**TO BE DONE**: Identify the lines that include the word "before", then copy all of them.

* BEGIN *

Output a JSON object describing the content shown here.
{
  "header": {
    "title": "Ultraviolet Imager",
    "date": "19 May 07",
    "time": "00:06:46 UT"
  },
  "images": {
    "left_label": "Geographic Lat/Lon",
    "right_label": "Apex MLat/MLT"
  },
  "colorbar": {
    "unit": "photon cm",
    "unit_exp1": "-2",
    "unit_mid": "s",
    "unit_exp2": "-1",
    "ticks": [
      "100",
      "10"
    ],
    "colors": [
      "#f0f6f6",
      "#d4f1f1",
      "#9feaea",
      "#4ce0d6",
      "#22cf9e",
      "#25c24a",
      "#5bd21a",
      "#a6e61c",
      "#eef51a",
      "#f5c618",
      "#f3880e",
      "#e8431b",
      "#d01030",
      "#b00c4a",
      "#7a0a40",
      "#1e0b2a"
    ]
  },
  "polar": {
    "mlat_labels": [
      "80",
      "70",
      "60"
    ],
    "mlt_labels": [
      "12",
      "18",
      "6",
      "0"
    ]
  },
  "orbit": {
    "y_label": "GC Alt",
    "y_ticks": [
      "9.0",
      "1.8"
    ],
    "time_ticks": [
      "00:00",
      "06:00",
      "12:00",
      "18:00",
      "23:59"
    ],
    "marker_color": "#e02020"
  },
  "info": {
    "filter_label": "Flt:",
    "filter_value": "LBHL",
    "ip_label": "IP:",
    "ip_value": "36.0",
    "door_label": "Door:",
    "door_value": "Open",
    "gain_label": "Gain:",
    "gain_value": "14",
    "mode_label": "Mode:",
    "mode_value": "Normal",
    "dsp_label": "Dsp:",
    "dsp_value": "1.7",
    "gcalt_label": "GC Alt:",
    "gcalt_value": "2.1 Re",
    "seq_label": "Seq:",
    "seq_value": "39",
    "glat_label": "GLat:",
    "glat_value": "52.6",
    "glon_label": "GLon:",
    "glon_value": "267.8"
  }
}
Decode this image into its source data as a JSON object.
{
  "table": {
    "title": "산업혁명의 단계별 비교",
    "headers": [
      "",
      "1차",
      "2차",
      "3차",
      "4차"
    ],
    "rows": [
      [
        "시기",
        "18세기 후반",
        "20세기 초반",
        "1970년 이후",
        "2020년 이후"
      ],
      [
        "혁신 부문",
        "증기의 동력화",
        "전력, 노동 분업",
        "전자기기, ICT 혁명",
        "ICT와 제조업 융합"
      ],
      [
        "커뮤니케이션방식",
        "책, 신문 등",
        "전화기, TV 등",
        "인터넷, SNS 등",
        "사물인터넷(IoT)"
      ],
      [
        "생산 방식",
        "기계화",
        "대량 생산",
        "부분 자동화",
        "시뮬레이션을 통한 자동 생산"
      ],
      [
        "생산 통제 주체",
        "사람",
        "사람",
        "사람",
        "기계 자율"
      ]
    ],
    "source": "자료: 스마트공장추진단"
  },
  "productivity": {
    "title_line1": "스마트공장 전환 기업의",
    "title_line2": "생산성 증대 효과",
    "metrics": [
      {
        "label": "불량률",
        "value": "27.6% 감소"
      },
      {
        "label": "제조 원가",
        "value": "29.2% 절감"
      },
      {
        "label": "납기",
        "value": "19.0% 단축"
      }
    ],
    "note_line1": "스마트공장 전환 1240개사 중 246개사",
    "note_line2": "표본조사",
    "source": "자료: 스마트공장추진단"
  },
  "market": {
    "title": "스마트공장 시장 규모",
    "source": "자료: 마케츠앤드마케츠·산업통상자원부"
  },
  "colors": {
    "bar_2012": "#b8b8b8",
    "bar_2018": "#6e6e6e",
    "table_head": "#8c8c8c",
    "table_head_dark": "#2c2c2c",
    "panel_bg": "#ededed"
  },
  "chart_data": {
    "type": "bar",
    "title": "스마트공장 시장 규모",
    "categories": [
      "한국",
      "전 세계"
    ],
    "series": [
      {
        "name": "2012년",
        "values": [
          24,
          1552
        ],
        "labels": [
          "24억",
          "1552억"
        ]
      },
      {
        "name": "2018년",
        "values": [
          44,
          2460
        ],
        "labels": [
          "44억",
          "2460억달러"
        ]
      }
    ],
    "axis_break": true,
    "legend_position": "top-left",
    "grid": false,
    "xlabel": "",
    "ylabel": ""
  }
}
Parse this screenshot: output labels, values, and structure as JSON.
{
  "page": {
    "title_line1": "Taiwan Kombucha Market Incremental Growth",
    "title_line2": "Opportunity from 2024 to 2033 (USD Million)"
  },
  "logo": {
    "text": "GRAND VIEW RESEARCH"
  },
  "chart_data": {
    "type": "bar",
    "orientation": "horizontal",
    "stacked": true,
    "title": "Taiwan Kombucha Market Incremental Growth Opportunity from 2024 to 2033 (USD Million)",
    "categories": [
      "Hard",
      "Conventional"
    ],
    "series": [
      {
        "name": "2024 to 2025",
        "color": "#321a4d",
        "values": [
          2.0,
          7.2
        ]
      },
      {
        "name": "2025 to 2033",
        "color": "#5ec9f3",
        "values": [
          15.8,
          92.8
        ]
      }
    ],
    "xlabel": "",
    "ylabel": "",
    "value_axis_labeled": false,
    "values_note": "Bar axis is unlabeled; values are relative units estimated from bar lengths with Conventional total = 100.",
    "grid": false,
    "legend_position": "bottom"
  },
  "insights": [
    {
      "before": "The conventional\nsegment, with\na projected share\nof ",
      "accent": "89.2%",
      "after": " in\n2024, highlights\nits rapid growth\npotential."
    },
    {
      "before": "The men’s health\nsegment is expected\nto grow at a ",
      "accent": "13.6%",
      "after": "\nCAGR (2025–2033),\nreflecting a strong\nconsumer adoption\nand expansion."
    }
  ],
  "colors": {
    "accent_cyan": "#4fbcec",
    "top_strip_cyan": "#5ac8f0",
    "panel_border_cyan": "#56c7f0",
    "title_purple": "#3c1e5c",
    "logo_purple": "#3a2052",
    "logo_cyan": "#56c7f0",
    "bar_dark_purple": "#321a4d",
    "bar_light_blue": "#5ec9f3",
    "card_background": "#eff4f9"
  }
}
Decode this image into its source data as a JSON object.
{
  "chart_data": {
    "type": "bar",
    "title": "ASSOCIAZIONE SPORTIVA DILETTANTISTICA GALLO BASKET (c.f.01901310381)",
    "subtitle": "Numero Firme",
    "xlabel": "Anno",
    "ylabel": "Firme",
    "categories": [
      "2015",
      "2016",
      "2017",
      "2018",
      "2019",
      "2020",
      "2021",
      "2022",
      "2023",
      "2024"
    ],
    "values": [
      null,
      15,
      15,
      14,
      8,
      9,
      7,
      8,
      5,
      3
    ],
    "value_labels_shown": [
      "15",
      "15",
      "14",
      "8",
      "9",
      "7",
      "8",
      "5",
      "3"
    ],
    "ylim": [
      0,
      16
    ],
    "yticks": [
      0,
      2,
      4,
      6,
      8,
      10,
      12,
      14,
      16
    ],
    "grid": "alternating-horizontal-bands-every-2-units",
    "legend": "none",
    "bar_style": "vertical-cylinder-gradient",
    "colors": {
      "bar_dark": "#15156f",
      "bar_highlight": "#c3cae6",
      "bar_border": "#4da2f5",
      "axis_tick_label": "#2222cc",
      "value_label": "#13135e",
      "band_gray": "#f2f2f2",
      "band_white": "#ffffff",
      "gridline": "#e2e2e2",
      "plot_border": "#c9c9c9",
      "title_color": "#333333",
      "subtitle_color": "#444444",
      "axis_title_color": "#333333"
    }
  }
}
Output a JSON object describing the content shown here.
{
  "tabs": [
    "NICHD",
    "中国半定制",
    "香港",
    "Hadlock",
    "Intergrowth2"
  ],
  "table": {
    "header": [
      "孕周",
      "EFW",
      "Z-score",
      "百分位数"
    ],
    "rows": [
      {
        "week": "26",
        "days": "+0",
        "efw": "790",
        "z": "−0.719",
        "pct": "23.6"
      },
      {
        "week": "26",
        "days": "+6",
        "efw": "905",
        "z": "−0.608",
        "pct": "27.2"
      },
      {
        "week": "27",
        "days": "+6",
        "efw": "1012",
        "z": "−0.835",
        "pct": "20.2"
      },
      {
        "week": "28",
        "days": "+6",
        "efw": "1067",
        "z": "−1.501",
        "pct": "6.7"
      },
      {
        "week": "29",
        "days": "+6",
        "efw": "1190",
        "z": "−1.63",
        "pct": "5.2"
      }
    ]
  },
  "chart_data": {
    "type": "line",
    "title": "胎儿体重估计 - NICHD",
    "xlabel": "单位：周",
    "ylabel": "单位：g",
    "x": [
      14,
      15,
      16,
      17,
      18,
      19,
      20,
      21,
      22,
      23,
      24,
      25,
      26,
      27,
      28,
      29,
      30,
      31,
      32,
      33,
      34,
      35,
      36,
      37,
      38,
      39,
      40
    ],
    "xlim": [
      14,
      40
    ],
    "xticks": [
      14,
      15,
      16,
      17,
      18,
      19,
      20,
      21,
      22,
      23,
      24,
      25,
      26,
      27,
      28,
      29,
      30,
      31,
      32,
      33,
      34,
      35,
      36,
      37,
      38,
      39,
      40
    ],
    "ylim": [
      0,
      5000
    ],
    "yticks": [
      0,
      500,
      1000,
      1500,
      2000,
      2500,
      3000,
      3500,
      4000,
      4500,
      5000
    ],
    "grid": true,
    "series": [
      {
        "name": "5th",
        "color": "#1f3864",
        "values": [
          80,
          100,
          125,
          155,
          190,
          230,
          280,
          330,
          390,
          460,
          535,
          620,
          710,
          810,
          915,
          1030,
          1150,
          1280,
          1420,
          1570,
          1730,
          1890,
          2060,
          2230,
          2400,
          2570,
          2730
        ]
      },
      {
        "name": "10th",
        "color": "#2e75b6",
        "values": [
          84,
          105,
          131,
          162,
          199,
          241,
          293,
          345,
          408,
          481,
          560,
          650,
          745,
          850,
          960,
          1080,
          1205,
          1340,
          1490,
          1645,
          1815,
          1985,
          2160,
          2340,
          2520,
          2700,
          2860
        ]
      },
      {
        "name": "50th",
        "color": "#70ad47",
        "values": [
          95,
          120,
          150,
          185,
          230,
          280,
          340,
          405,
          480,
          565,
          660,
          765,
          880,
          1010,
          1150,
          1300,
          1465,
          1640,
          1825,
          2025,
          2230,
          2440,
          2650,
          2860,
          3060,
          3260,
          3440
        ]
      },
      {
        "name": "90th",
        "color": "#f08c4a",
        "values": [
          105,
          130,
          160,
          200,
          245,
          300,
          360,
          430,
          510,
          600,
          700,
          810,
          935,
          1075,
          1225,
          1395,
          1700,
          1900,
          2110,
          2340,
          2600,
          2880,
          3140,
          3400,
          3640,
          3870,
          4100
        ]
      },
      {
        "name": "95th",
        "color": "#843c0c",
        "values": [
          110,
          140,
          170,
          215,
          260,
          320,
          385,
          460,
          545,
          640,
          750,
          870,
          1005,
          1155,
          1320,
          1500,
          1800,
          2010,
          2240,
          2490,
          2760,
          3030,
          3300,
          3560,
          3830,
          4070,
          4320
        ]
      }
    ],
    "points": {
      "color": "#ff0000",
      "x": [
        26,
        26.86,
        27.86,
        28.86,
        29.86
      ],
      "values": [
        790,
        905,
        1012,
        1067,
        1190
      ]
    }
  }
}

* END *

**WORKED ANSWER**:
      "before": "The conventional\nsegment, with\na projected share\nof ",
      "before": "The men’s health\nsegment is expected\nto grow at a ",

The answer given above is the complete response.